Presumably the size of the spoon will have a bearing on the weight. If you just had a demitasse spoon then probably you couldn't get more than two or three of your neutrons in before they starting spilling over the sides. A good old chowder spoon though, you could get dozens and dozens in one of those. Since we know for a fact that the Flaming Lips' spoonful weighed exactly a ton, it ought to be possible to work out how big their spoon was, assuming it was filled to the brim with these particles of yours.

posted on 4/6/20

Not at all, a tea spoon is just an approximate measure of volume which can be easily visualised. The demitasse tea spoon would have trillions of neutrons in it's construction. You would need other dimensions for the Flaming lips' spoon. It could just have a very heavy handle. In fact it would have to as the bowl of tea spoons is approximately equal to any other tea spoon otherwise it wouldn't be a tea spoon. Sounds a ridiculous design of tea spoon.

posted on 4/6/20

Well they don't say it a teaspoonful, just a spoonful. There are many sizes of spoon, hence the conjecture. Uri Geller used to have the world record for the largest spoon, over 50 yards long I think it was. If that was full of these neutrons then no wonder it kept bending. Maybe that was how he did his trick, pretending to rub the spoon but all the time dropping in neutrons out of his sleeve until it caved in under the weight. Trillions indeed. They must be absolutely tiny, which was how he got away with it. We just couldn't see them. I always suspected it wasn't actually magic and now it all makes sense.

posted on 4/6/20

Spoonful: Howlin' Wolf. Stirring stuff.

Who was the guy, think he was a professor at Kings College who actually believed Yuri Geller was genuine. Somebody trained some students to pretend they had the same magical powers as well and when he presented them to the media they admitted it was all faked. Now you know how it's done you can do the same other than you might have difficulty getting the neutrons to exist.
##########
_Prompt 1_. Edit the spoon discussion's part that opens with the words containing "Not at all, a" and closes with "of tea spoon.", changing "demitasse" to "espresso".
_Prompt 2_. Do these statements agree with the spoon discussion? (a) Uri Geller once held the world record for the largest spoon. (b) The Flaming Lips' spoonful is said to weigh exactly a ton. (c) The professor who believed Geller was genuine is placed at Oxford.
The records that come next are separate material, unrelated to the spoon discussion.
##########
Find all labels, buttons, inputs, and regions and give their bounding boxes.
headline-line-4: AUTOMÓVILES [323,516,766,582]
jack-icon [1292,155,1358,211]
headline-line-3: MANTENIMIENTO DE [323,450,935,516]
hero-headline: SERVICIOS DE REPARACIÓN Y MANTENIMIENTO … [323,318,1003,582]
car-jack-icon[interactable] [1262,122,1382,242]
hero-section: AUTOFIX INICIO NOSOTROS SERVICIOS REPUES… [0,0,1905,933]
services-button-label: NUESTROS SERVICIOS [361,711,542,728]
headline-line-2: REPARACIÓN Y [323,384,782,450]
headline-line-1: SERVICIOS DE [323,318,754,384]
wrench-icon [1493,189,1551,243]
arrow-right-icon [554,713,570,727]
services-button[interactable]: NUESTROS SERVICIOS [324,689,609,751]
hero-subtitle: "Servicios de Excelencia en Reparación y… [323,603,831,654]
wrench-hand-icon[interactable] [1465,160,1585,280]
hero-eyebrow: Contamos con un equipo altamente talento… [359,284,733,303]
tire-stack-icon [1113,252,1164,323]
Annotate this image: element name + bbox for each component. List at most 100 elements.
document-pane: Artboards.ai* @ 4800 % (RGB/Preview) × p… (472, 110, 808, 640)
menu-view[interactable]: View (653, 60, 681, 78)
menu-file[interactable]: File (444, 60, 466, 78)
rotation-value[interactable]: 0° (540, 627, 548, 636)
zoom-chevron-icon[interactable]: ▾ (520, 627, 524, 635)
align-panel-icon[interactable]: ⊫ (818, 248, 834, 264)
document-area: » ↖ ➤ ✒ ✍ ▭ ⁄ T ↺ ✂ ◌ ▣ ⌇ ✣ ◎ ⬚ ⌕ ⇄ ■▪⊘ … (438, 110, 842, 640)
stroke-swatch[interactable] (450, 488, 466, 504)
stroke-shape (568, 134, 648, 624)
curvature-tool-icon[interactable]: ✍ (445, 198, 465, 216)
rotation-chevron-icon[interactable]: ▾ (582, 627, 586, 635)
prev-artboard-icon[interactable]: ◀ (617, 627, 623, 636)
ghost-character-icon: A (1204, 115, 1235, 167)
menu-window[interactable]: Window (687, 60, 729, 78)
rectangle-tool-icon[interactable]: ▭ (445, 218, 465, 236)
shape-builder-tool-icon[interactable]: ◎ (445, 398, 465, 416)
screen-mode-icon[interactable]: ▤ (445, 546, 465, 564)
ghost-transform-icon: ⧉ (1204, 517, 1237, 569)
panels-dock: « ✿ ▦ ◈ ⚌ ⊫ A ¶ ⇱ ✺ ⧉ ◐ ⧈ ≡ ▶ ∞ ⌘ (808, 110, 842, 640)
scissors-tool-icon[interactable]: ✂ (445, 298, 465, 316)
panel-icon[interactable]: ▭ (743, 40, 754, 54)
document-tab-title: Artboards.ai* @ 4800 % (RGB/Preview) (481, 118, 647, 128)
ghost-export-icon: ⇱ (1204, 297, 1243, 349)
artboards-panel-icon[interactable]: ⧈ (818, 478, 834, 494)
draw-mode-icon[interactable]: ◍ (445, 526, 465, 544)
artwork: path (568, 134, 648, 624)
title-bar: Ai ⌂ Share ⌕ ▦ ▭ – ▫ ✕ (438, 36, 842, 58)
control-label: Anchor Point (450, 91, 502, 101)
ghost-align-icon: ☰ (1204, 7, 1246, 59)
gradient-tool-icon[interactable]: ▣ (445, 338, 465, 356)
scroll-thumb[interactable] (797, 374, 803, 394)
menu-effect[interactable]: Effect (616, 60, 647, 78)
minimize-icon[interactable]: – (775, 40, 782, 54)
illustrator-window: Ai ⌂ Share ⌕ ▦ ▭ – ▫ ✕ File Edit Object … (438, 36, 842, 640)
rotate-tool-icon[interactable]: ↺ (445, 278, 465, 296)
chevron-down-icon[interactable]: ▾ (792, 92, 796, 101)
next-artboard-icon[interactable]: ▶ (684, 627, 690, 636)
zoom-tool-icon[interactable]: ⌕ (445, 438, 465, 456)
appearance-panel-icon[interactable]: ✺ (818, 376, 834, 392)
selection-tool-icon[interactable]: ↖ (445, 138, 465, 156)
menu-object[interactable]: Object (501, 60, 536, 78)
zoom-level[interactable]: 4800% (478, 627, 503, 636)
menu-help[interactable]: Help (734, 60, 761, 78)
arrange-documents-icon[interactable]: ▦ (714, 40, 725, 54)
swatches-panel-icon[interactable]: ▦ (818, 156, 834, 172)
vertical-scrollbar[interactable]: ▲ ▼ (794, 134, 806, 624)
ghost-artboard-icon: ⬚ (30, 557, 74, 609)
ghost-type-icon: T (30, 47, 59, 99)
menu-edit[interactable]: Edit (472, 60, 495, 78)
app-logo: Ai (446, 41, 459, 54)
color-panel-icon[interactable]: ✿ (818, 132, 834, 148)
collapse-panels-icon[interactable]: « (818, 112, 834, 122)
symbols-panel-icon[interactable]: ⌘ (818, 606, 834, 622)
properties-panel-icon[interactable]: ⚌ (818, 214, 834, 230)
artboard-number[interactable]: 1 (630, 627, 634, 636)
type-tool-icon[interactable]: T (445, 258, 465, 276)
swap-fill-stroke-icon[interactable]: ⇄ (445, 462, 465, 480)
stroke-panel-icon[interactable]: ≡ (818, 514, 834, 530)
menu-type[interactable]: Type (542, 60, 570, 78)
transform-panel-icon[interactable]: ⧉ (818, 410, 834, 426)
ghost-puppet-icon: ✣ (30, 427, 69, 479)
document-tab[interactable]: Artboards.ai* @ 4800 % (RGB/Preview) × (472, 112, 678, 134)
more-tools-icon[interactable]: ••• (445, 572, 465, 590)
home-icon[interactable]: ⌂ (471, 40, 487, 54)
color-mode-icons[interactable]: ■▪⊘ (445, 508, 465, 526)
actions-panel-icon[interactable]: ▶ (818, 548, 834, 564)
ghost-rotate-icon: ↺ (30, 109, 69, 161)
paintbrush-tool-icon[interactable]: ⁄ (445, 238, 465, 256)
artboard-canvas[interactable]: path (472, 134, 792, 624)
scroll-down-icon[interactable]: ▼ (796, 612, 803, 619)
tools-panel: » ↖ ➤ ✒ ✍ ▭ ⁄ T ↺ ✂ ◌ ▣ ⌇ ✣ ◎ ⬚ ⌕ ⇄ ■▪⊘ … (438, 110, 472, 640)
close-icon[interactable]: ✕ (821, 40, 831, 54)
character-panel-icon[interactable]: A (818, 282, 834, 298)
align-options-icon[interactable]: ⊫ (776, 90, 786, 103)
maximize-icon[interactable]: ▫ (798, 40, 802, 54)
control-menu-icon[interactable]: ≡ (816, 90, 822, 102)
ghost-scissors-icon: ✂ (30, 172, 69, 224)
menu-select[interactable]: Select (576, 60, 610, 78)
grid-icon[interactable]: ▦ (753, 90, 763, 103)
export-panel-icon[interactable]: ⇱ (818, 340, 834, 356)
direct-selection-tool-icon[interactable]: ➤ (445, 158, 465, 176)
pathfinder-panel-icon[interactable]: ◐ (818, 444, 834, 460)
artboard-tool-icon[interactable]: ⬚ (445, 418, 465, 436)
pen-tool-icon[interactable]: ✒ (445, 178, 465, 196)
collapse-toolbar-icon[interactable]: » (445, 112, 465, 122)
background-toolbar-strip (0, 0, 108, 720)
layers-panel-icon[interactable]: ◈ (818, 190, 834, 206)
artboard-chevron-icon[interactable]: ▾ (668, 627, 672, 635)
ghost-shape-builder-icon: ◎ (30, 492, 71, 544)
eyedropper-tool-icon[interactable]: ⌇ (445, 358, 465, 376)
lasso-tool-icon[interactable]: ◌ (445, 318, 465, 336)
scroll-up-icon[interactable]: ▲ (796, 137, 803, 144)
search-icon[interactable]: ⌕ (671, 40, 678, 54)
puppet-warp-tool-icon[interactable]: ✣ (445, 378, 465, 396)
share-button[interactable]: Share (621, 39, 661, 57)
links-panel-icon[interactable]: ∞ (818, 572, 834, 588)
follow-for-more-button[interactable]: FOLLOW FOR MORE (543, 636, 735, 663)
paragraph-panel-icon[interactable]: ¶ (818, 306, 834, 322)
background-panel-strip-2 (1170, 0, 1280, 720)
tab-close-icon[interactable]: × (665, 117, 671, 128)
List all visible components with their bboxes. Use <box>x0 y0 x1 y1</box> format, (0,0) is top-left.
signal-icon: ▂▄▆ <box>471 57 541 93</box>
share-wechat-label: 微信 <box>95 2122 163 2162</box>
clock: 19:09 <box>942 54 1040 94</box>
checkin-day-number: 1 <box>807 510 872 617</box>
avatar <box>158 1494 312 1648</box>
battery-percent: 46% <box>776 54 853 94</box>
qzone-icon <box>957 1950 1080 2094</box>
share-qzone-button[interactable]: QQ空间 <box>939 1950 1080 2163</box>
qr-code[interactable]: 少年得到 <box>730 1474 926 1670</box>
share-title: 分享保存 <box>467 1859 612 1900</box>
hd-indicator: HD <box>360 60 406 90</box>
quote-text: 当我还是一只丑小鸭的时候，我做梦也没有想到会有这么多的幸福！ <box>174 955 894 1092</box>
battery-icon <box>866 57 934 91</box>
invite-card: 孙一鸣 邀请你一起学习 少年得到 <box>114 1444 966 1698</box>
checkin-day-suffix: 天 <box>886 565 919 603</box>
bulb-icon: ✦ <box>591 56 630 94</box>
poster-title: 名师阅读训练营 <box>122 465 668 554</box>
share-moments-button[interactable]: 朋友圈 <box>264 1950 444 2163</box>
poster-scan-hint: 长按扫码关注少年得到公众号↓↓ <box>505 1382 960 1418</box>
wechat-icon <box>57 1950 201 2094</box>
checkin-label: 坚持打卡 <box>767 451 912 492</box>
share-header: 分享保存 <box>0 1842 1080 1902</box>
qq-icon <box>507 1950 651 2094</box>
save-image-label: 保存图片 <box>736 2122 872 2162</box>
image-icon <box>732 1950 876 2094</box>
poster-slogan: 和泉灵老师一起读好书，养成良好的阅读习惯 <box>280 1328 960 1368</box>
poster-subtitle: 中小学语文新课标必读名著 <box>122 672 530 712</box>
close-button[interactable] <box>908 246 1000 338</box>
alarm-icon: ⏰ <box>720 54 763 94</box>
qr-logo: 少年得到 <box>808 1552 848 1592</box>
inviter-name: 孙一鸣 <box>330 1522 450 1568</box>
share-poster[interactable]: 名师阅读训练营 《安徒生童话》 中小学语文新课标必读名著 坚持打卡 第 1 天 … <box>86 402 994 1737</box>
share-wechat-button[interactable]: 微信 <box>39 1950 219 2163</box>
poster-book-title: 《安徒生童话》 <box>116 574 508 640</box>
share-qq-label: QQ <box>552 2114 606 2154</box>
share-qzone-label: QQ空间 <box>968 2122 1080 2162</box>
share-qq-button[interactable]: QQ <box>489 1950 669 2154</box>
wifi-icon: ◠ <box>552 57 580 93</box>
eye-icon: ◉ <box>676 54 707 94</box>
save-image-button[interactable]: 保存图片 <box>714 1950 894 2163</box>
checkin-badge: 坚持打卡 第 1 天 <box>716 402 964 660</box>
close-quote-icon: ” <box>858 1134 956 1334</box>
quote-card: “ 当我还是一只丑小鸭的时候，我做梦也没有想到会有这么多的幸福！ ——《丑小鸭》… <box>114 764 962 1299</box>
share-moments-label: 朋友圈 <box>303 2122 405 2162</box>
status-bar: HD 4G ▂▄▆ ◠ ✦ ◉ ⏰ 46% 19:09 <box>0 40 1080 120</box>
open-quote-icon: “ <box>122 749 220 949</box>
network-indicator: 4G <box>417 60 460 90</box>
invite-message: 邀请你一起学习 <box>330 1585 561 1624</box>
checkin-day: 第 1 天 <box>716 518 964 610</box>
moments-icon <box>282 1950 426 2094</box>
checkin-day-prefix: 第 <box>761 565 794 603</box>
##########
_Problem solution 1_.
Not at all, a tea spoon is just an approximate measure of volume which can be easily visualised. The espresso tea spoon would have trillions of neutrons in it's construction. You would need other dimensions for the Flaming lips' spoon. It could just have a very heavy handle. In fact it would have to as the bowl of tea spoons is approximately equal to any other tea spoon otherwise it wouldn't be a tea spoon. Sounds a ridiculous design of tea spoon.

_Problem solution 2_.
(a) Yes: "Uri Geller used to have the world record for the largest spoon"
(b) Yes: "we know for a fact that the Flaming Lips' spoonful weighed exactly a ton"
(c) No: "think he was a professor at Kings College"